AVAILABLE DATA —
** START **

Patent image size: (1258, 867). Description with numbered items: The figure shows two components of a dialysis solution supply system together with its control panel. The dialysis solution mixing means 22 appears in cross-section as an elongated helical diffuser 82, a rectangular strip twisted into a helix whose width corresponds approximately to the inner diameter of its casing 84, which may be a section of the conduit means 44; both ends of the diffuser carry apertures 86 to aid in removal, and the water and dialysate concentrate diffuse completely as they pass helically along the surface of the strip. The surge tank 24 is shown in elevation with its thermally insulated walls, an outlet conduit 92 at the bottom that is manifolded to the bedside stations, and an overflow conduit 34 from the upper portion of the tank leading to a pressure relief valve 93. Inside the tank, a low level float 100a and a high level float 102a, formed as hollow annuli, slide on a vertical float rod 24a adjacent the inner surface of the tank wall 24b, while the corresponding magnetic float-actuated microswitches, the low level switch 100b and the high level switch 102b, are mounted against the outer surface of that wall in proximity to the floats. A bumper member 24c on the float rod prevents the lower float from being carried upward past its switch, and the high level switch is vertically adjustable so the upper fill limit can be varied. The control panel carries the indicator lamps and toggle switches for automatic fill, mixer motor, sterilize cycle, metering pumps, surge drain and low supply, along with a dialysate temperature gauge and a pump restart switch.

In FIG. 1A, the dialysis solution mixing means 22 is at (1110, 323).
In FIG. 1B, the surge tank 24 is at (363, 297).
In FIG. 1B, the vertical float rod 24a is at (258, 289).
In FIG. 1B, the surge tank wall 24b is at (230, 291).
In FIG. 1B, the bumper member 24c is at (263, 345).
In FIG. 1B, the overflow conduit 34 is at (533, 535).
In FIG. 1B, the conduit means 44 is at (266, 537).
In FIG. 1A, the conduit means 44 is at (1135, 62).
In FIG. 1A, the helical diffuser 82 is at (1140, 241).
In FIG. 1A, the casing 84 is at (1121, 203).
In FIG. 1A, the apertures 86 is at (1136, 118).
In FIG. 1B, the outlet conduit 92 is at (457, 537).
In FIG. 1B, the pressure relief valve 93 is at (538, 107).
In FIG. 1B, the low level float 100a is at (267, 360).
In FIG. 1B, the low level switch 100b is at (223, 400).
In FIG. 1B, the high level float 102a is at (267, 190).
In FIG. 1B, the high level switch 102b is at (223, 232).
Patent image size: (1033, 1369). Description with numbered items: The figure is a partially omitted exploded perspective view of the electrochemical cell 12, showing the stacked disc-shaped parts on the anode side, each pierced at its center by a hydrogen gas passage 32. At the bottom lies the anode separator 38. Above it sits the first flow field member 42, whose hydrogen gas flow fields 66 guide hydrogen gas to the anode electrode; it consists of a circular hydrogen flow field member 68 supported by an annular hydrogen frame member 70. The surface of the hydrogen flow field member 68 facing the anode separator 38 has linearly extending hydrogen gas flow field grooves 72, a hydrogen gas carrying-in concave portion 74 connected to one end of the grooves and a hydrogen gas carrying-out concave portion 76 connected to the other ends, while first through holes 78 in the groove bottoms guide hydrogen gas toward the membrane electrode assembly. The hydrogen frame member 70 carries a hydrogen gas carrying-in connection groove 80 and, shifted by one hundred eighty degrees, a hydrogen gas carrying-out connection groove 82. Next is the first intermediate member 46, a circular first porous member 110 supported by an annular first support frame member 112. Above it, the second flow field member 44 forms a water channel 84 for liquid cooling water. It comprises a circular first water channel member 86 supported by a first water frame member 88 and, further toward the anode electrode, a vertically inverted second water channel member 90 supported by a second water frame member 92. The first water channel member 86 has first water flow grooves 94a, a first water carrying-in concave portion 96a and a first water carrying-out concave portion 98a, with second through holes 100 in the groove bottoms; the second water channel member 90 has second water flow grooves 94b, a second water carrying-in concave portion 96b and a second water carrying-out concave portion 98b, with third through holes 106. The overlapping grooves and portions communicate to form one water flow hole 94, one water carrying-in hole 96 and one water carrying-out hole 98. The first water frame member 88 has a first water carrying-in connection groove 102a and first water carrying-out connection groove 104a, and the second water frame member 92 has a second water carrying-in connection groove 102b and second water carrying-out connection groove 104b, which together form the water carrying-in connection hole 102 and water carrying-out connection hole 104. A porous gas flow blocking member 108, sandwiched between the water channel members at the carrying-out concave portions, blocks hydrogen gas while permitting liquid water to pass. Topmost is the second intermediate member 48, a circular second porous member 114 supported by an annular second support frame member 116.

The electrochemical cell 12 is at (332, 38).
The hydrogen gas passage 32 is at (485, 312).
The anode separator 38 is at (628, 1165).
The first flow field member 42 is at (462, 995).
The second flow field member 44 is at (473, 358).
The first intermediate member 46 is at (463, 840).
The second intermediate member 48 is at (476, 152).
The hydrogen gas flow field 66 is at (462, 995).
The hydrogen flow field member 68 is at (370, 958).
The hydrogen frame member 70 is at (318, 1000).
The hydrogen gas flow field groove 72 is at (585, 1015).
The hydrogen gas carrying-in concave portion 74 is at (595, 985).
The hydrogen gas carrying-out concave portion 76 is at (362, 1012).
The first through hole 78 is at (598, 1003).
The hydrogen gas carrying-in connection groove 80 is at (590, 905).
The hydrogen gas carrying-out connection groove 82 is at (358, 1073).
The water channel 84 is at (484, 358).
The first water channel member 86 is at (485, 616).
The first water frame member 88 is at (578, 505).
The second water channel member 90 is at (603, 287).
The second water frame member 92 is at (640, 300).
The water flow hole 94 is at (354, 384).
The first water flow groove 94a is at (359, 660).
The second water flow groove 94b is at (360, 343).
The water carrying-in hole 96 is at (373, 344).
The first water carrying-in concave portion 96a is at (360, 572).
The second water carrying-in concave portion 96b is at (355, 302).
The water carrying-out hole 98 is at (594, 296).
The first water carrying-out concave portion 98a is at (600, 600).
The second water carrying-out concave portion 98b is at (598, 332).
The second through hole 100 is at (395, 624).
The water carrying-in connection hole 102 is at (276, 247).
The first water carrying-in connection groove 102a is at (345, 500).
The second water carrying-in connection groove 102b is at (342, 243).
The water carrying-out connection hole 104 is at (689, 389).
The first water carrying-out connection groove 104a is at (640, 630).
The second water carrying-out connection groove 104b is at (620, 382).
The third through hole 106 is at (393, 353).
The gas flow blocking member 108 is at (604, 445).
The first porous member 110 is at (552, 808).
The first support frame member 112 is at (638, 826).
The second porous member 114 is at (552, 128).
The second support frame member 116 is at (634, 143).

** END **

SHORT PROBLEM —
Return every line of the listing above that contains the string "prevents". The match is case-sensitive.

ANSWER TO THIS TASK —
Patent image size: (1258, 867). Description with numbered items: The figure shows two components of a dialysis solution supply system together with its control panel. The dialysis solution mixing means 22 appears in cross-section as an elongated helical diffuser 82, a rectangular strip twisted into a helix whose width corresponds approximately to the inner diameter of its casing 84, which may be a section of the conduit means 44; both ends of the diffuser carry apertures 86 to aid in removal, and the water and dialysate concentrate diffuse completely as they pass helically along the surface of the strip. The surge tank 24 is shown in elevation with its thermally insulated walls, an outlet conduit 92 at the bottom that is manifolded to the bedside stations, and an overflow conduit 34 from the upper portion of the tank leading to a pressure relief valve 93. Inside the tank, a low level float 100a and a high level float 102a, formed as hollow annuli, slide on a vertical float rod 24a adjacent the inner surface of the tank wall 24b, while the corresponding magnetic float-actuated microswitches, the low level switch 100b and the high level switch 102b, are mounted against the outer surface of that wall in proximity to the floats. A bumper member 24c on the float rod prevents the lower float from being carried upward past its switch, and the high level switch is vertically adjustable so the upper fill limit can be varied. The control panel carries the indicator lamps and toggle switches for automatic fill, mixer motor, sterilize cycle, metering pumps, surge drain and low supply, along with a dialysate temperature gauge and a pump restart switch.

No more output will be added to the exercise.